----- Supplied records

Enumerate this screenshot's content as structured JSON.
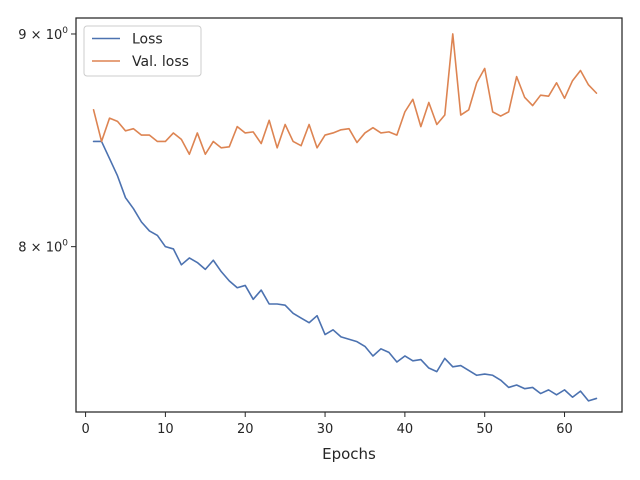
{
  "chart_data": {
    "type": "line",
    "title": "",
    "xlabel": "Epochs",
    "ylabel": "",
    "xlim": [
      -1.2,
      67.2
    ],
    "ylim": [
      7.3,
      9.08
    ],
    "yscale": "log",
    "x_ticks": [
      0,
      10,
      20,
      30,
      40,
      50,
      60
    ],
    "x_tick_labels": [
      "0",
      "10",
      "20",
      "30",
      "40",
      "50",
      "60"
    ],
    "y_ticks": [
      8,
      9
    ],
    "y_tick_labels": [
      {
        "base": "8",
        "sep": "×",
        "power": "10",
        "exp": "0"
      },
      {
        "base": "9",
        "sep": "×",
        "power": "10",
        "exp": "0"
      }
    ],
    "grid": false,
    "legend_position": "top-left",
    "series": [
      {
        "name": "Loss",
        "color": "#4c72b0",
        "x": [
          1,
          2,
          3,
          4,
          5,
          6,
          7,
          8,
          9,
          10,
          11,
          12,
          13,
          14,
          15,
          16,
          17,
          18,
          19,
          20,
          21,
          22,
          23,
          24,
          25,
          26,
          27,
          28,
          29,
          30,
          31,
          32,
          33,
          34,
          35,
          36,
          37,
          38,
          39,
          40,
          41,
          42,
          43,
          44,
          45,
          46,
          47,
          48,
          49,
          50,
          51,
          52,
          53,
          54,
          55,
          56,
          57,
          58,
          59,
          60,
          61,
          62,
          63,
          64
        ],
        "values": [
          8.48,
          8.48,
          8.4,
          8.32,
          8.22,
          8.17,
          8.11,
          8.07,
          8.05,
          8.0,
          7.99,
          7.92,
          7.95,
          7.93,
          7.9,
          7.94,
          7.89,
          7.85,
          7.82,
          7.83,
          7.77,
          7.81,
          7.75,
          7.75,
          7.745,
          7.71,
          7.69,
          7.67,
          7.7,
          7.62,
          7.64,
          7.61,
          7.6,
          7.59,
          7.57,
          7.53,
          7.56,
          7.545,
          7.505,
          7.53,
          7.51,
          7.515,
          7.48,
          7.465,
          7.52,
          7.485,
          7.49,
          7.47,
          7.45,
          7.455,
          7.45,
          7.43,
          7.4,
          7.41,
          7.395,
          7.4,
          7.375,
          7.39,
          7.37,
          7.39,
          7.36,
          7.385,
          7.345,
          7.355
        ]
      },
      {
        "name": "Val. loss",
        "color": "#dd8452",
        "x": [
          1,
          2,
          3,
          4,
          5,
          6,
          7,
          8,
          9,
          10,
          11,
          12,
          13,
          14,
          15,
          16,
          17,
          18,
          19,
          20,
          21,
          22,
          23,
          24,
          25,
          26,
          27,
          28,
          29,
          30,
          31,
          32,
          33,
          34,
          35,
          36,
          37,
          38,
          39,
          40,
          41,
          42,
          43,
          44,
          45,
          46,
          47,
          48,
          49,
          50,
          51,
          52,
          53,
          54,
          55,
          56,
          57,
          58,
          59,
          60,
          61,
          62,
          63,
          64
        ],
        "values": [
          8.63,
          8.48,
          8.59,
          8.575,
          8.53,
          8.54,
          8.51,
          8.51,
          8.48,
          8.48,
          8.52,
          8.49,
          8.42,
          8.52,
          8.42,
          8.48,
          8.45,
          8.455,
          8.55,
          8.52,
          8.525,
          8.47,
          8.58,
          8.45,
          8.56,
          8.48,
          8.46,
          8.56,
          8.45,
          8.51,
          8.52,
          8.535,
          8.54,
          8.475,
          8.52,
          8.545,
          8.52,
          8.525,
          8.51,
          8.62,
          8.68,
          8.55,
          8.665,
          8.56,
          8.605,
          9.0,
          8.605,
          8.63,
          8.76,
          8.83,
          8.62,
          8.6,
          8.62,
          8.79,
          8.69,
          8.65,
          8.7,
          8.695,
          8.76,
          8.685,
          8.77,
          8.82,
          8.75,
          8.71
        ]
      }
    ]
  }
}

----------

What the task requires
Print all the records again exactly; do not include any picture.

Task solution
Enumerate this screenshot's content as structured JSON.
{
  "chart_data": {
    "type": "line",
    "title": "",
    "xlabel": "Epochs",
    "ylabel": "",
    "xlim": [
      -1.2,
      67.2
    ],
    "ylim": [
      7.3,
      9.08
    ],
    "yscale": "log",
    "x_ticks": [
      0,
      10,
      20,
      30,
      40,
      50,
      60
    ],
    "x_tick_labels": [
      "0",
      "10",
      "20",
      "30",
      "40",
      "50",
      "60"
    ],
    "y_ticks": [
      8,
      9
    ],
    "y_tick_labels": [
      {
        "base": "8",
        "sep": "×",
        "power": "10",
        "exp": "0"
      },
      {
        "base": "9",
        "sep": "×",
        "power": "10",
        "exp": "0"
      }
    ],
    "grid": false,
    "legend_position": "top-left",
    "series": [
      {
        "name": "Loss",
        "color": "#4c72b0",
        "x": [
          1,
          2,
          3,
          4,
          5,
          6,
          7,
          8,
          9,
          10,
          11,
          12,
          13,
          14,
          15,
          16,
          17,
          18,
          19,
          20,
          21,
          22,
          23,
          24,
          25,
          26,
          27,
          28,
          29,
          30,
          31,
          32,
          33,
          34,
          35,
          36,
          37,
          38,
          39,
          40,
          41,
          42,
          43,
          44,
          45,
          46,
          47,
          48,
          49,
          50,
          51,
          52,
          53,
          54,
          55,
          56,
          57,
          58,
          59,
          60,
          61,
          62,
          63,
          64
        ],
        "values": [
          8.48,
          8.48,
          8.4,
          8.32,
          8.22,
          8.17,
          8.11,
          8.07,
          8.05,
          8.0,
          7.99,
          7.92,
          7.95,
          7.93,
          7.9,
          7.94,
          7.89,
          7.85,
          7.82,
          7.83,
          7.77,
          7.81,
          7.75,
          7.75,
          7.745,
          7.71,
          7.69,
          7.67,
          7.7,
          7.62,
          7.64,
          7.61,
          7.6,
          7.59,
          7.57,
          7.53,
          7.56,
          7.545,
          7.505,
          7.53,
          7.51,
          7.515,
          7.48,
          7.465,
          7.52,
          7.485,
          7.49,
          7.47,
          7.45,
          7.455,
          7.45,
          7.43,
          7.4,
          7.41,
          7.395,
          7.4,
          7.375,
          7.39,
          7.37,
          7.39,
          7.36,
          7.385,
          7.345,
          7.355
        ]
      },
      {
        "name": "Val. loss",
        "color": "#dd8452",
        "x": [
          1,
          2,
          3,
          4,
          5,
          6,
          7,
          8,
          9,
          10,
          11,
          12,
          13,
          14,
          15,
          16,
          17,
          18,
          19,
          20,
          21,
          22,
          23,
          24,
          25,
          26,
          27,
          28,
          29,
          30,
          31,
          32,
          33,
          34,
          35,
          36,
          37,
          38,
          39,
          40,
          41,
          42,
          43,
          44,
          45,
          46,
          47,
          48,
          49,
          50,
          51,
          52,
          53,
          54,
          55,
          56,
          57,
          58,
          59,
          60,
          61,
          62,
          63,
          64
        ],
        "values": [
          8.63,
          8.48,
          8.59,
          8.575,
          8.53,
          8.54,
          8.51,
          8.51,
          8.48,
          8.48,
          8.52,
          8.49,
          8.42,
          8.52,
          8.42,
          8.48,
          8.45,
          8.455,
          8.55,
          8.52,
          8.525,
          8.47,
          8.58,
          8.45,
          8.56,
          8.48,
          8.46,
          8.56,
          8.45,
          8.51,
          8.52,
          8.535,
          8.54,
          8.475,
          8.52,
          8.545,
          8.52,
          8.525,
          8.51,
          8.62,
          8.68,
          8.55,
          8.665,
          8.56,
          8.605,
          9.0,
          8.605,
          8.63,
          8.76,
          8.83,
          8.62,
          8.6,
          8.62,
          8.79,
          8.69,
          8.65,
          8.7,
          8.695,
          8.76,
          8.685,
          8.77,
          8.82,
          8.75,
          8.71
        ]
      }
    ]
  }
}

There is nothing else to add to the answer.